● **Records from a dataset**:
"""

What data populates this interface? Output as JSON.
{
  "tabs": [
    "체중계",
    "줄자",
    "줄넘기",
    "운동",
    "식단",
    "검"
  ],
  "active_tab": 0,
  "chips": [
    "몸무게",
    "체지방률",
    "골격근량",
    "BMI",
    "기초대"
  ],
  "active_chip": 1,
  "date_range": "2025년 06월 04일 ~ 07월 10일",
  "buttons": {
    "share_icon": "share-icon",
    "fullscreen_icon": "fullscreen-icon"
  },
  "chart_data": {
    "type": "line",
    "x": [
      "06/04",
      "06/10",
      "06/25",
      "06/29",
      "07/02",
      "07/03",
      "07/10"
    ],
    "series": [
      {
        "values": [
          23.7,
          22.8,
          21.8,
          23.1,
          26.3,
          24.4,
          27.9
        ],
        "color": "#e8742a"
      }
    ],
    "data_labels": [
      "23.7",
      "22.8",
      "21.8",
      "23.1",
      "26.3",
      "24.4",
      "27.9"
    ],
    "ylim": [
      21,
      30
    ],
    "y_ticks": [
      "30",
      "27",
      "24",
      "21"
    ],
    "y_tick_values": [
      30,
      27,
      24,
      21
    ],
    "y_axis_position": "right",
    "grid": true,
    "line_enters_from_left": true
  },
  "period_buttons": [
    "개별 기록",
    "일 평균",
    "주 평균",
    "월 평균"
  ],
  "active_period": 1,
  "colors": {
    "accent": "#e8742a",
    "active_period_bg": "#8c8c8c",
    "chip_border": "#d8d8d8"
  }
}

"""

● **STATED PROBLEM**: Retype every entry above, word for word.

● **RESULT**:
What data populates this interface? Output as JSON.
{
  "tabs": [
    "체중계",
    "줄자",
    "줄넘기",
    "운동",
    "식단",
    "검"
  ],
  "active_tab": 0,
  "chips": [
    "몸무게",
    "체지방률",
    "골격근량",
    "BMI",
    "기초대"
  ],
  "active_chip": 1,
  "date_range": "2025년 06월 04일 ~ 07월 10일",
  "buttons": {
    "share_icon": "share-icon",
    "fullscreen_icon": "fullscreen-icon"
  },
  "chart_data": {
    "type": "line",
    "x": [
      "06/04",
      "06/10",
      "06/25",
      "06/29",
      "07/02",
      "07/03",
      "07/10"
    ],
    "series": [
      {
        "values": [
          23.7,
          22.8,
          21.8,
          23.1,
          26.3,
          24.4,
          27.9
        ],
        "color": "#e8742a"
      }
    ],
    "data_labels": [
      "23.7",
      "22.8",
      "21.8",
      "23.1",
      "26.3",
      "24.4",
      "27.9"
    ],
    "ylim": [
      21,
      30
    ],
    "y_ticks": [
      "30",
      "27",
      "24",
      "21"
    ],
    "y_tick_values": [
      30,
      27,
      24,
      21
    ],
    "y_axis_position": "right",
    "grid": true,
    "line_enters_from_left": true
  },
  "period_buttons": [
    "개별 기록",
    "일 평균",
    "주 평균",
    "월 평균"
  ],
  "active_period": 1,
  "colors": {
    "accent": "#e8742a",
    "active_period_bg": "#8c8c8c",
    "chip_border": "#d8d8d8"
  }
}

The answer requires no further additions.